begin

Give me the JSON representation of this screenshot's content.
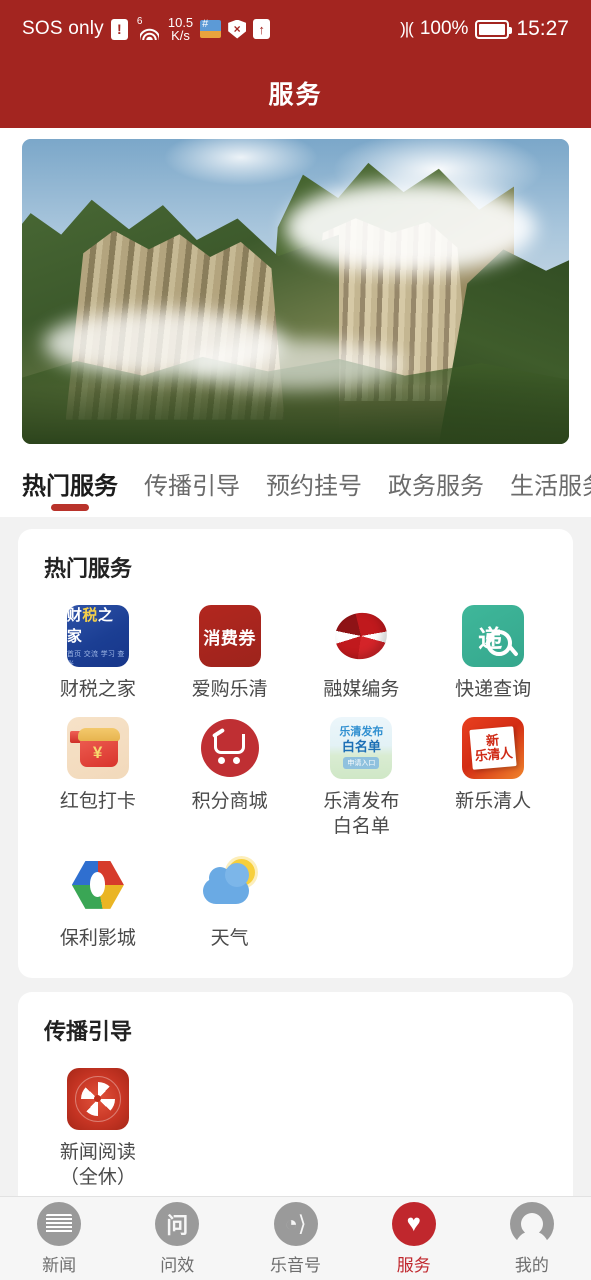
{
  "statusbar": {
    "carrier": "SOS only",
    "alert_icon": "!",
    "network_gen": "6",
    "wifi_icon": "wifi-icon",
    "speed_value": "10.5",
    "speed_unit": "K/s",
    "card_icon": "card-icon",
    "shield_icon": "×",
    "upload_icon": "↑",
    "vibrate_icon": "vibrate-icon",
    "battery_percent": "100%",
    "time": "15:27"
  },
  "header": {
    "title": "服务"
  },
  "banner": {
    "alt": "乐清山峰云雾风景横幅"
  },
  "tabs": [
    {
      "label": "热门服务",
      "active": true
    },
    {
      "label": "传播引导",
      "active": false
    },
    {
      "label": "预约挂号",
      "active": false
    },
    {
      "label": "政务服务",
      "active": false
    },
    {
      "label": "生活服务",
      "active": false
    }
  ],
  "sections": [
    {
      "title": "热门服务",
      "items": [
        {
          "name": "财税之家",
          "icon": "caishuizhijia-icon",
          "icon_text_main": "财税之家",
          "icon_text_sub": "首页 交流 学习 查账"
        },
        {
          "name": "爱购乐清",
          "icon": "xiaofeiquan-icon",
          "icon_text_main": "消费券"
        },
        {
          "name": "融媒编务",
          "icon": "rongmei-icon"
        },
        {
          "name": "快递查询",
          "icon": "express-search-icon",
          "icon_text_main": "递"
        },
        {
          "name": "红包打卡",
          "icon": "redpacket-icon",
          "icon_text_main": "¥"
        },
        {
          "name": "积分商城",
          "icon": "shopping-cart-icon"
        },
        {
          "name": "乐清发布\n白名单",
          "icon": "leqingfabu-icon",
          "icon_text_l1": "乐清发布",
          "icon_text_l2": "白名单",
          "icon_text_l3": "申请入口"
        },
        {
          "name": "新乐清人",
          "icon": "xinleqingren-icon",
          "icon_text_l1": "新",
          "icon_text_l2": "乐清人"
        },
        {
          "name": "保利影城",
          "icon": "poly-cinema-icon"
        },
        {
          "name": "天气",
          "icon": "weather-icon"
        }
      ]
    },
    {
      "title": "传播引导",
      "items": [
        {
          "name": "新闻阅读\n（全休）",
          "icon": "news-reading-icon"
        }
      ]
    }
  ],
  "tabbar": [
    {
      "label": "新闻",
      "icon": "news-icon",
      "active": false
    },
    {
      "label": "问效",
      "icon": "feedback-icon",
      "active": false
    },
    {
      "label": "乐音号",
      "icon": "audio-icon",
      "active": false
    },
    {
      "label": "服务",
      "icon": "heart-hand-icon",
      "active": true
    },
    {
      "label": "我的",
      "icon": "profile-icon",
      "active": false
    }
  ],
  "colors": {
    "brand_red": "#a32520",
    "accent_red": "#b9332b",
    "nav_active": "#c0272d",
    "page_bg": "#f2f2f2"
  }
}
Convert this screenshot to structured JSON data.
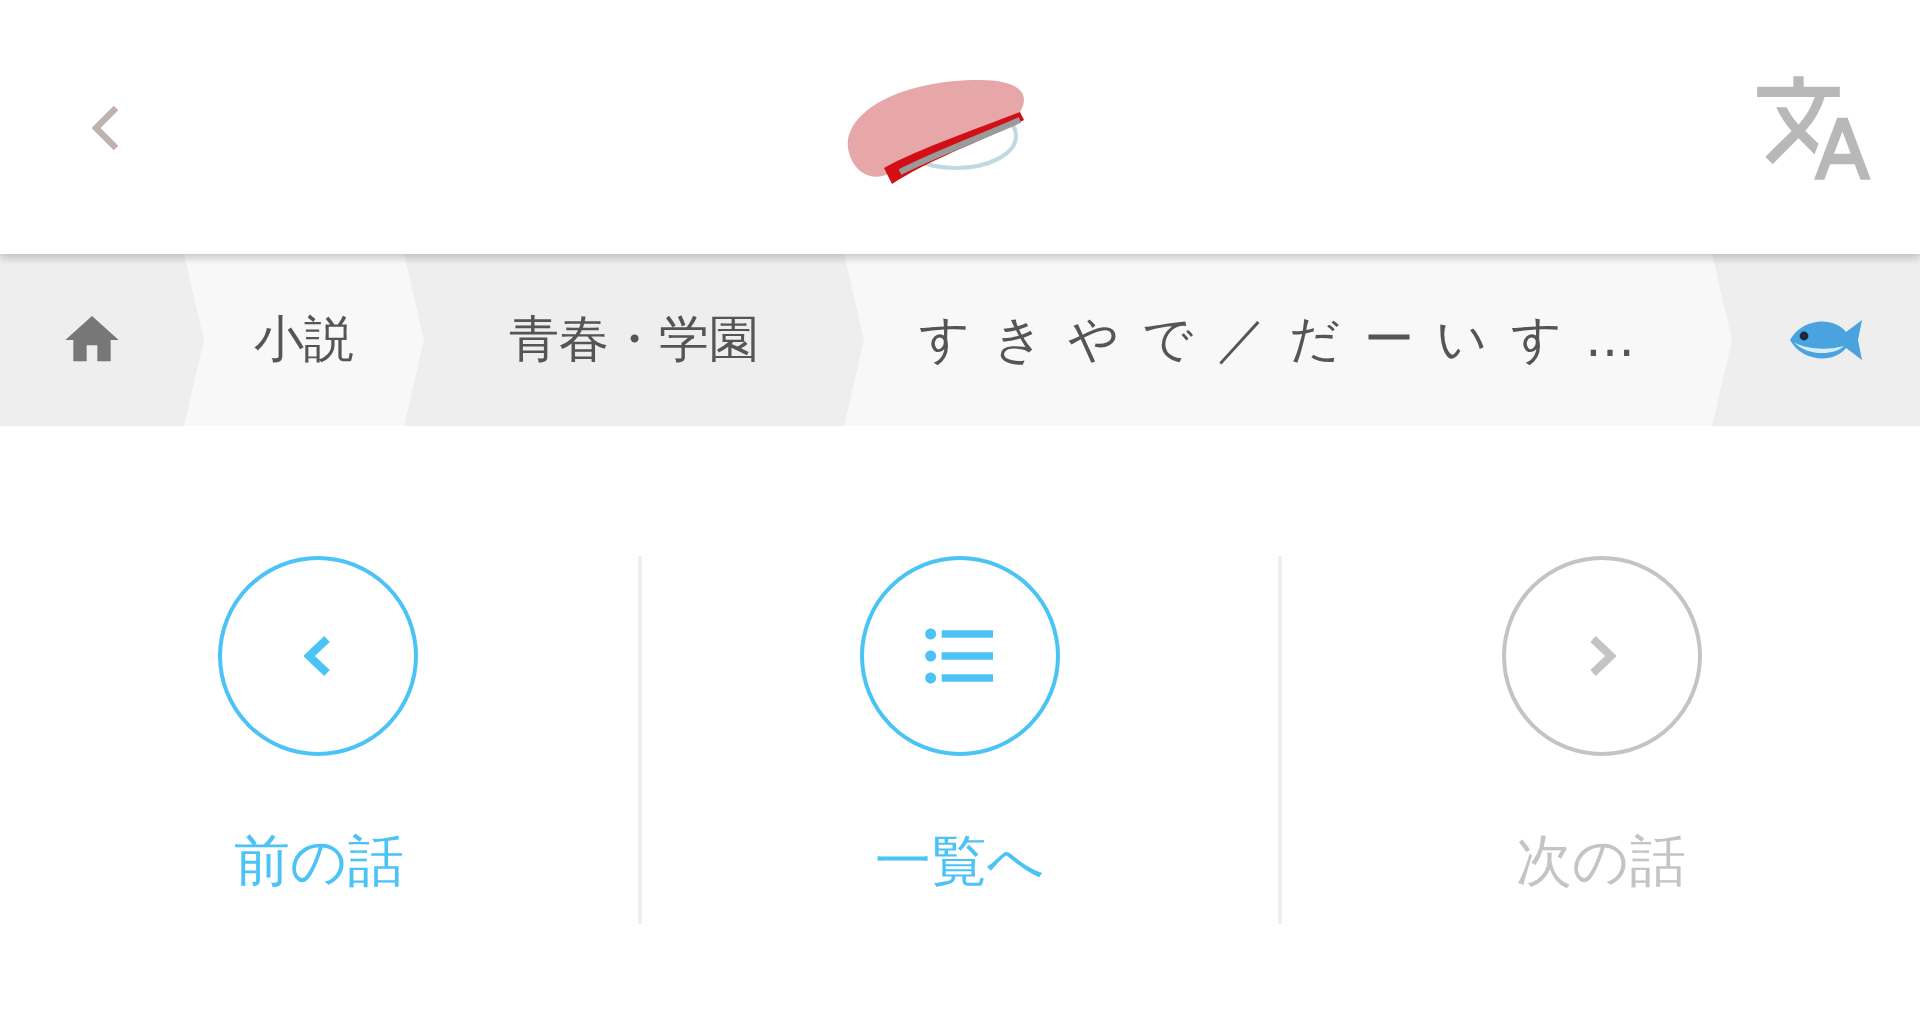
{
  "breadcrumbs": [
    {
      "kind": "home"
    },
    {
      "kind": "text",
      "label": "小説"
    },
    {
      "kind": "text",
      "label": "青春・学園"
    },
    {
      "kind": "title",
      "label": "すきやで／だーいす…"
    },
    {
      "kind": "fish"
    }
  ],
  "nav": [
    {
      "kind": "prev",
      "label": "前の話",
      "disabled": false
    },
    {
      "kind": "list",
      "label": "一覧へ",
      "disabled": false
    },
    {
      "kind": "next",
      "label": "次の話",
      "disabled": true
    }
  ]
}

end

Request: Check each line of the data above for the string "news" and report only how many lines have it.

Completed exercise: 2